[Element region listings]

--------------------------------

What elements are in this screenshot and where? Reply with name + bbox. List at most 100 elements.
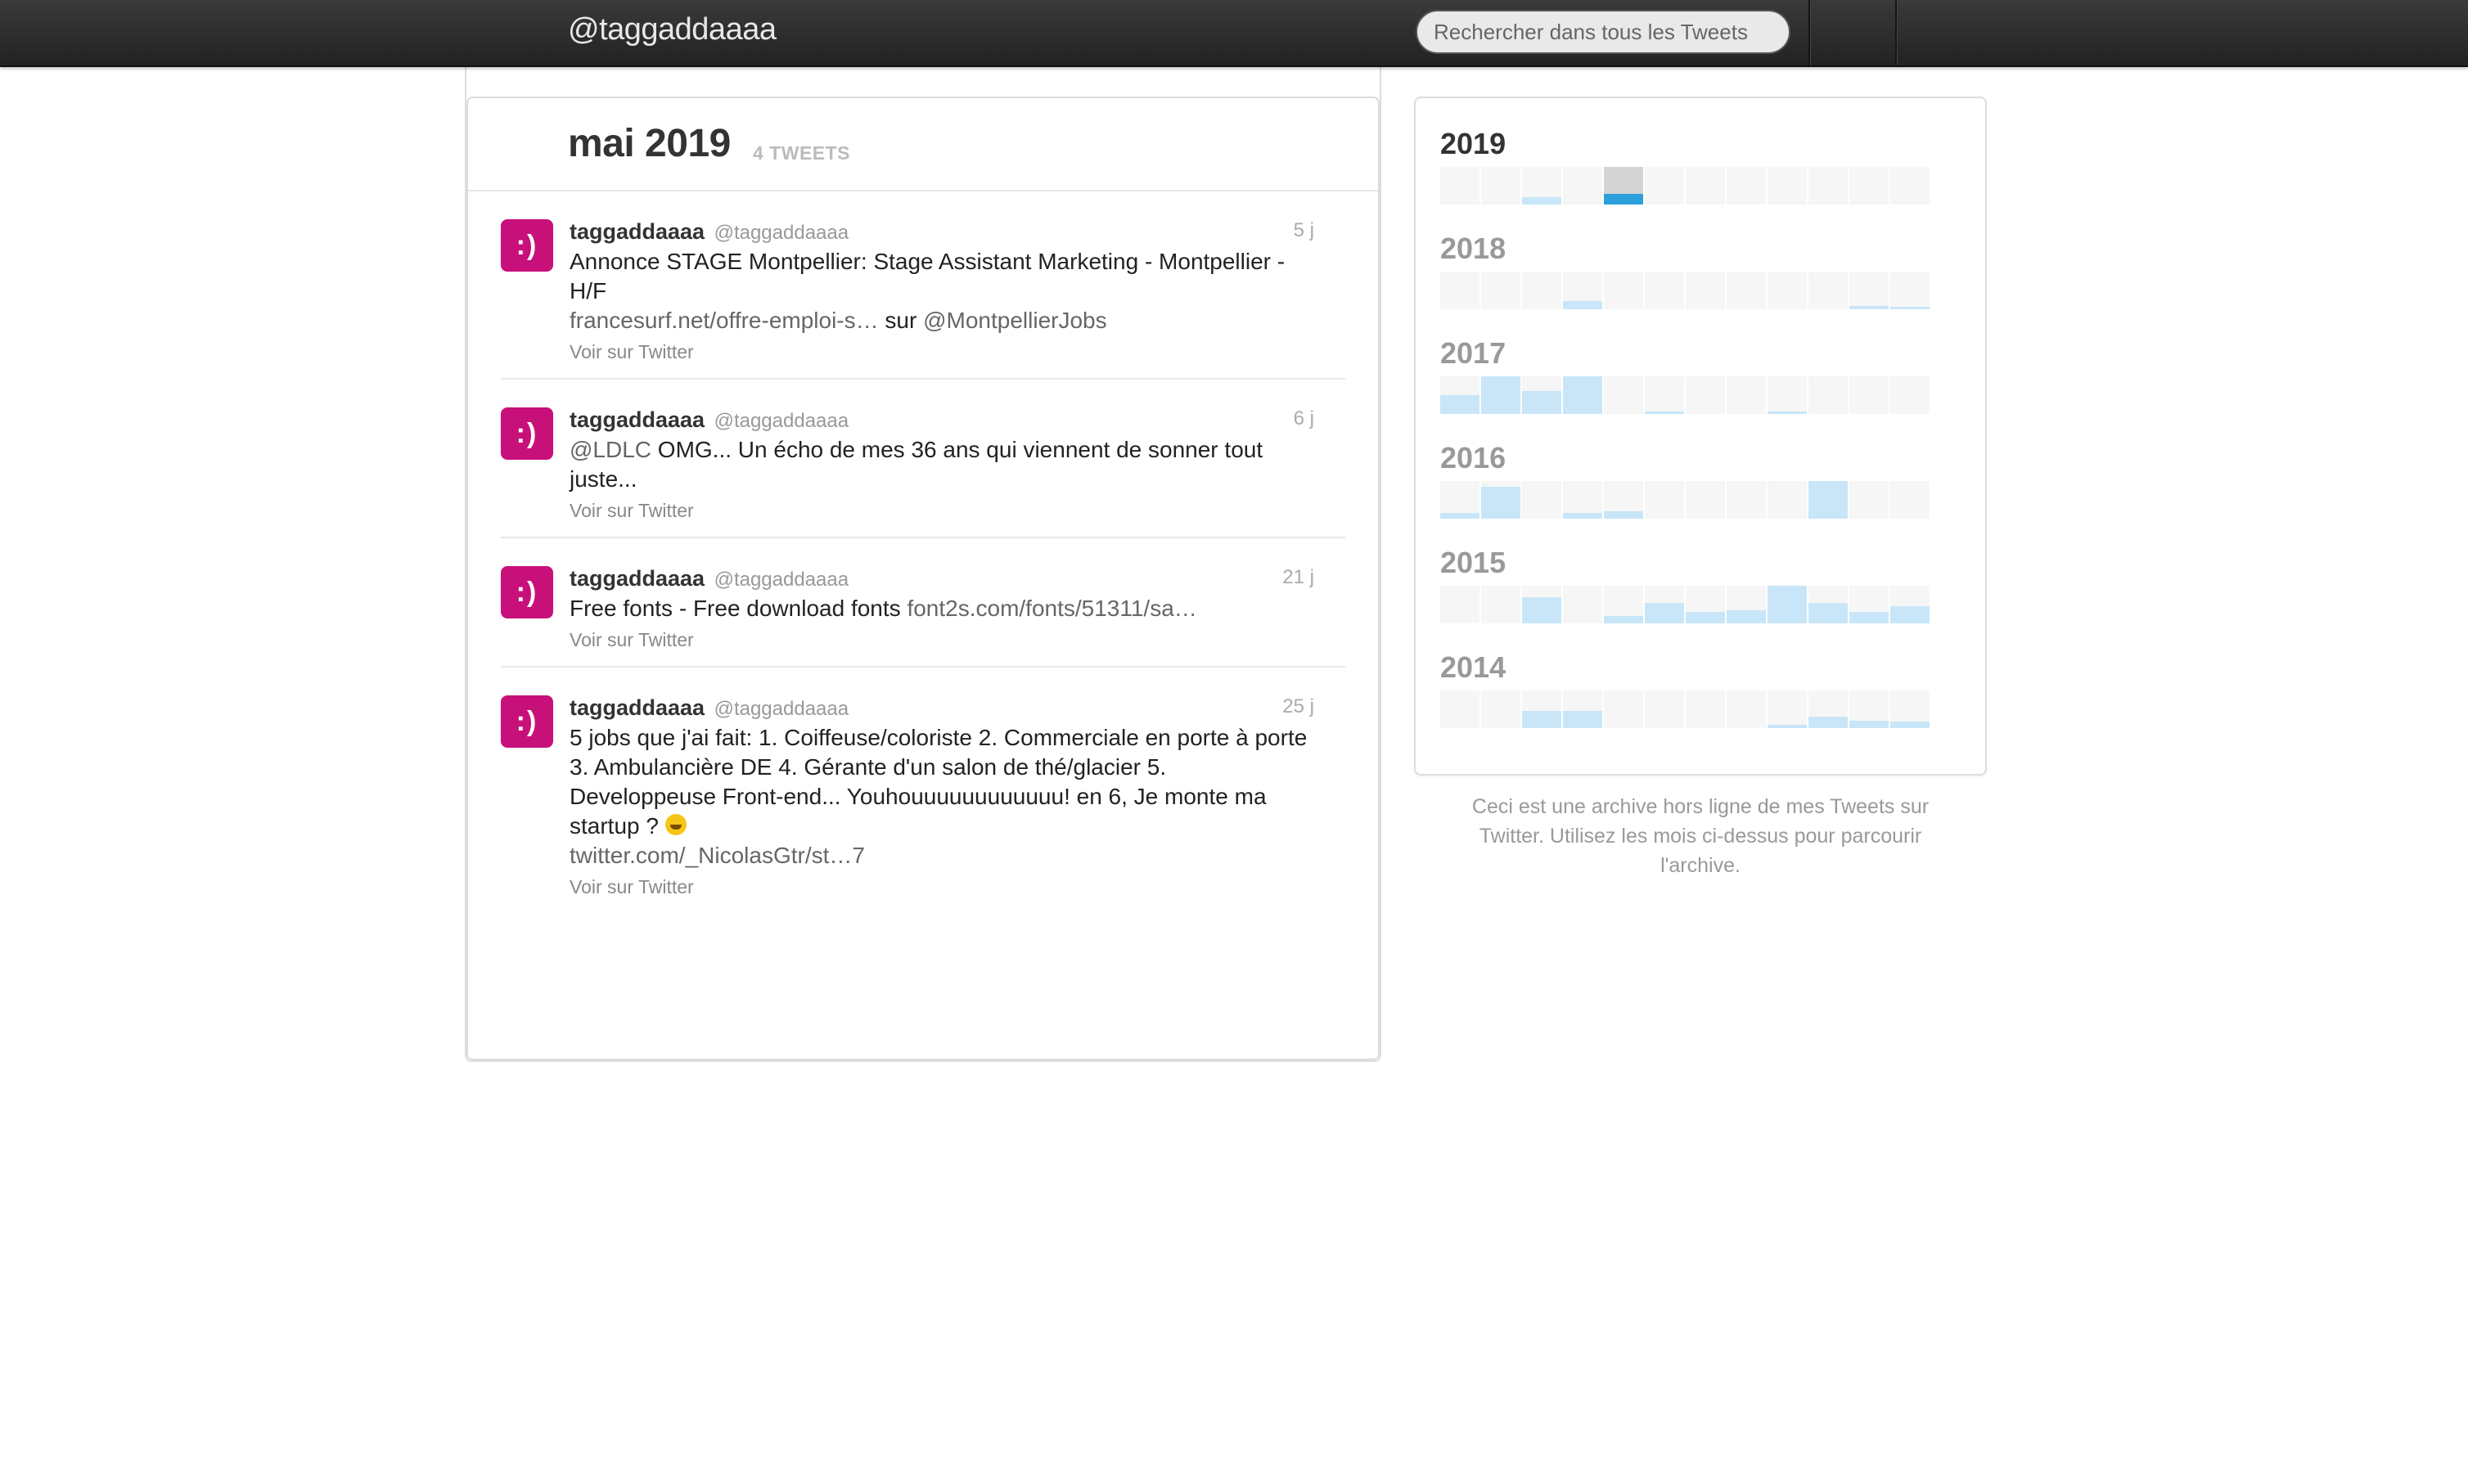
view-on-twitter-link[interactable]: Voir sur Twitter [570,339,1314,365]
month-cell[interactable] [1686,167,1725,205]
month-cell[interactable] [1808,690,1848,728]
month-cell[interactable] [1563,481,1602,519]
month-cell[interactable] [1440,690,1479,728]
month-cell[interactable] [1645,376,1684,414]
year-label[interactable]: 2019 [1440,128,1930,160]
month-cell[interactable] [1727,376,1766,414]
month-cell[interactable] [1890,690,1930,728]
month-cell[interactable] [1440,272,1479,309]
month-cell[interactable] [1808,586,1848,623]
month-cell[interactable] [1686,586,1725,623]
view-on-twitter-link[interactable]: Voir sur Twitter [570,874,1314,900]
month-cell[interactable] [1808,376,1848,414]
month-cell[interactable] [1522,376,1561,414]
month-cell[interactable] [1686,481,1725,519]
year-label[interactable]: 2017 [1440,337,1930,370]
month-cell[interactable] [1604,586,1643,623]
month-cell[interactable] [1768,376,1807,414]
month-cell[interactable] [1522,690,1561,728]
month-cell[interactable] [1563,690,1602,728]
tweet-author-name[interactable]: taggaddaaaa [570,566,705,591]
tweet-mention-link[interactable]: @LDLC [570,437,651,462]
month-cell[interactable] [1849,376,1889,414]
month-cell[interactable] [1808,272,1848,309]
tweet-mention-link[interactable]: @MontpellierJobs [923,308,1107,333]
month-cell[interactable] [1727,690,1766,728]
month-cell[interactable] [1645,586,1684,623]
month-cell[interactable] [1768,586,1807,623]
month-cell[interactable] [1645,481,1684,519]
month-cell[interactable] [1645,167,1684,205]
month-cell[interactable] [1563,376,1602,414]
month-cell[interactable] [1522,586,1561,623]
year-label[interactable]: 2018 [1440,232,1930,265]
month-cell[interactable] [1727,586,1766,623]
tweet-author-handle[interactable]: @taggaddaaaa [714,698,849,720]
avatar[interactable]: :) [501,407,553,460]
tweet-author-handle[interactable]: @taggaddaaaa [714,569,849,591]
month-cell[interactable] [1727,167,1766,205]
year-label[interactable]: 2016 [1440,442,1930,474]
month-cell[interactable] [1686,272,1725,309]
month-cell[interactable] [1440,167,1479,205]
tweet-link[interactable]: francesurf.net/offre-emploi-s… [570,308,879,333]
month-cell[interactable] [1604,481,1643,519]
month-cell[interactable] [1645,690,1684,728]
tweet-author-handle[interactable]: @taggaddaaaa [714,410,849,432]
avatar[interactable]: :) [501,695,553,748]
account-handle-title[interactable]: @taggaddaaaa [568,12,777,47]
view-on-twitter-link[interactable]: Voir sur Twitter [570,497,1314,524]
month-cell[interactable] [1481,586,1520,623]
month-cell[interactable] [1808,167,1848,205]
month-cell[interactable] [1849,586,1889,623]
search-input[interactable] [1416,10,1790,54]
month-cell[interactable] [1686,376,1725,414]
view-on-twitter-link[interactable]: Voir sur Twitter [570,627,1314,653]
month-cell[interactable] [1481,272,1520,309]
tweet-link[interactable]: twitter.com/_NicolasGtr/st…7 [570,843,865,868]
month-cell[interactable] [1890,167,1930,205]
month-cell[interactable] [1604,272,1643,309]
tweet-timestamp[interactable]: 6 j [1294,407,1314,430]
month-cell[interactable] [1849,167,1889,205]
month-cell[interactable] [1563,586,1602,623]
month-cell[interactable] [1890,272,1930,309]
month-cell[interactable] [1440,481,1479,519]
month-cell[interactable] [1604,376,1643,414]
month-cell[interactable] [1727,481,1766,519]
tweet-author-name[interactable]: taggaddaaaa [570,219,705,244]
month-cell[interactable] [1727,272,1766,309]
tweet-timestamp[interactable]: 25 j [1282,695,1314,718]
month-cell[interactable] [1563,272,1602,309]
month-cell[interactable] [1890,586,1930,623]
month-cell[interactable] [1440,586,1479,623]
avatar[interactable]: :) [501,566,553,618]
month-cell[interactable] [1768,272,1807,309]
month-cell[interactable] [1849,690,1889,728]
tweet-author-name[interactable]: taggaddaaaa [570,695,705,720]
tweet-timestamp[interactable]: 5 j [1294,219,1314,242]
month-cell[interactable] [1890,481,1930,519]
month-cell[interactable] [1522,272,1561,309]
year-label[interactable]: 2014 [1440,651,1930,684]
tweet-author-name[interactable]: taggaddaaaa [570,407,705,432]
month-cell[interactable] [1563,167,1602,205]
avatar[interactable]: :) [501,219,553,272]
tweet-link[interactable]: font2s.com/fonts/51311/sa… [907,596,1196,621]
month-cell[interactable] [1849,481,1889,519]
month-cell[interactable] [1481,481,1520,519]
month-cell[interactable] [1849,272,1889,309]
month-cell[interactable] [1440,376,1479,414]
month-cell[interactable] [1686,690,1725,728]
month-cell[interactable] [1645,272,1684,309]
month-cell[interactable] [1808,481,1848,519]
month-cell[interactable] [1522,481,1561,519]
month-cell[interactable] [1768,690,1807,728]
month-cell[interactable] [1522,167,1561,205]
tweet-author-handle[interactable]: @taggaddaaaa [714,222,849,244]
month-cell[interactable] [1481,376,1520,414]
month-cell[interactable] [1768,481,1807,519]
month-cell[interactable] [1481,167,1520,205]
tweet-timestamp[interactable]: 21 j [1282,566,1314,589]
month-cell[interactable] [1768,167,1807,205]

--------------------------------

**Exercise goal**:
Copy out every line of the items above word for word, leaving out the pictures.

**Answer**:
What elements are in this screenshot and where? Reply with name + bbox. List at most 100 elements.
view-on-twitter-link[interactable]: Voir sur Twitter [570,339,1314,365]
month-cell[interactable] [1686,167,1725,205]
month-cell[interactable] [1808,690,1848,728]
month-cell[interactable] [1563,481,1602,519]
month-cell[interactable] [1440,690,1479,728]
month-cell[interactable] [1645,376,1684,414]
year-label[interactable]: 2019 [1440,128,1930,160]
month-cell[interactable] [1727,376,1766,414]
month-cell[interactable] [1890,690,1930,728]
month-cell[interactable] [1440,272,1479,309]
month-cell[interactable] [1808,586,1848,623]
month-cell[interactable] [1686,586,1725,623]
view-on-twitter-link[interactable]: Voir sur Twitter [570,874,1314,900]
month-cell[interactable] [1808,376,1848,414]
month-cell[interactable] [1522,376,1561,414]
month-cell[interactable] [1686,481,1725,519]
year-label[interactable]: 2017 [1440,337,1930,370]
month-cell[interactable] [1604,586,1643,623]
month-cell[interactable] [1768,376,1807,414]
month-cell[interactable] [1522,690,1561,728]
month-cell[interactable] [1563,690,1602,728]
tweet-author-name[interactable]: taggaddaaaa [570,566,705,591]
tweet-mention-link[interactable]: @LDLC [570,437,651,462]
month-cell[interactable] [1849,376,1889,414]
month-cell[interactable] [1808,272,1848,309]
tweet-mention-link[interactable]: @MontpellierJobs [923,308,1107,333]
month-cell[interactable] [1727,690,1766,728]
month-cell[interactable] [1645,586,1684,623]
month-cell[interactable] [1768,586,1807,623]
month-cell[interactable] [1645,481,1684,519]
month-cell[interactable] [1645,167,1684,205]
month-cell[interactable] [1563,376,1602,414]
month-cell[interactable] [1522,586,1561,623]
year-label[interactable]: 2018 [1440,232,1930,265]
month-cell[interactable] [1727,586,1766,623]
tweet-author-handle[interactable]: @taggaddaaaa [714,698,849,720]
avatar[interactable]: :) [501,407,553,460]
tweet-author-handle[interactable]: @taggaddaaaa [714,569,849,591]
month-cell[interactable] [1727,167,1766,205]
year-label[interactable]: 2016 [1440,442,1930,474]
month-cell[interactable] [1686,272,1725,309]
month-cell[interactable] [1440,167,1479,205]
tweet-link[interactable]: francesurf.net/offre-emploi-s… [570,308,879,333]
month-cell[interactable] [1604,481,1643,519]
month-cell[interactable] [1645,690,1684,728]
tweet-author-handle[interactable]: @taggaddaaaa [714,410,849,432]
avatar[interactable]: :) [501,695,553,748]
account-handle-title[interactable]: @taggaddaaaa [568,12,777,47]
view-on-twitter-link[interactable]: Voir sur Twitter [570,497,1314,524]
month-cell[interactable] [1481,586,1520,623]
month-cell[interactable] [1808,167,1848,205]
month-cell[interactable] [1849,586,1889,623]
search-input[interactable] [1416,10,1790,54]
month-cell[interactable] [1686,376,1725,414]
view-on-twitter-link[interactable]: Voir sur Twitter [570,627,1314,653]
month-cell[interactable] [1481,272,1520,309]
tweet-link[interactable]: twitter.com/_NicolasGtr/st…7 [570,843,865,868]
month-cell[interactable] [1890,167,1930,205]
month-cell[interactable] [1604,272,1643,309]
tweet-timestamp[interactable]: 6 j [1294,407,1314,430]
month-cell[interactable] [1849,167,1889,205]
month-cell[interactable] [1563,586,1602,623]
month-cell[interactable] [1890,272,1930,309]
month-cell[interactable] [1440,481,1479,519]
month-cell[interactable] [1604,376,1643,414]
month-cell[interactable] [1727,481,1766,519]
tweet-author-name[interactable]: taggaddaaaa [570,219,705,244]
month-cell[interactable] [1727,272,1766,309]
tweet-timestamp[interactable]: 25 j [1282,695,1314,718]
month-cell[interactable] [1563,272,1602,309]
month-cell[interactable] [1890,586,1930,623]
month-cell[interactable] [1440,586,1479,623]
avatar[interactable]: :) [501,566,553,618]
month-cell[interactable] [1768,272,1807,309]
month-cell[interactable] [1849,690,1889,728]
tweet-author-name[interactable]: taggaddaaaa [570,695,705,720]
tweet-timestamp[interactable]: 5 j [1294,219,1314,242]
month-cell[interactable] [1890,481,1930,519]
month-cell[interactable] [1522,272,1561,309]
year-label[interactable]: 2014 [1440,651,1930,684]
tweet-author-name[interactable]: taggaddaaaa [570,407,705,432]
month-cell[interactable] [1563,167,1602,205]
avatar[interactable]: :) [501,219,553,272]
tweet-link[interactable]: font2s.com/fonts/51311/sa… [907,596,1196,621]
month-cell[interactable] [1849,481,1889,519]
month-cell[interactable] [1481,481,1520,519]
month-cell[interactable] [1849,272,1889,309]
month-cell[interactable] [1440,376,1479,414]
month-cell[interactable] [1686,690,1725,728]
month-cell[interactable] [1645,272,1684,309]
month-cell[interactable] [1808,481,1848,519]
month-cell[interactable] [1522,481,1561,519]
month-cell[interactable] [1768,690,1807,728]
month-cell[interactable] [1522,167,1561,205]
tweet-author-handle[interactable]: @taggaddaaaa [714,222,849,244]
month-cell[interactable] [1481,376,1520,414]
month-cell[interactable] [1768,481,1807,519]
month-cell[interactable] [1481,167,1520,205]
tweet-timestamp[interactable]: 21 j [1282,566,1314,589]
month-cell[interactable] [1768,167,1807,205]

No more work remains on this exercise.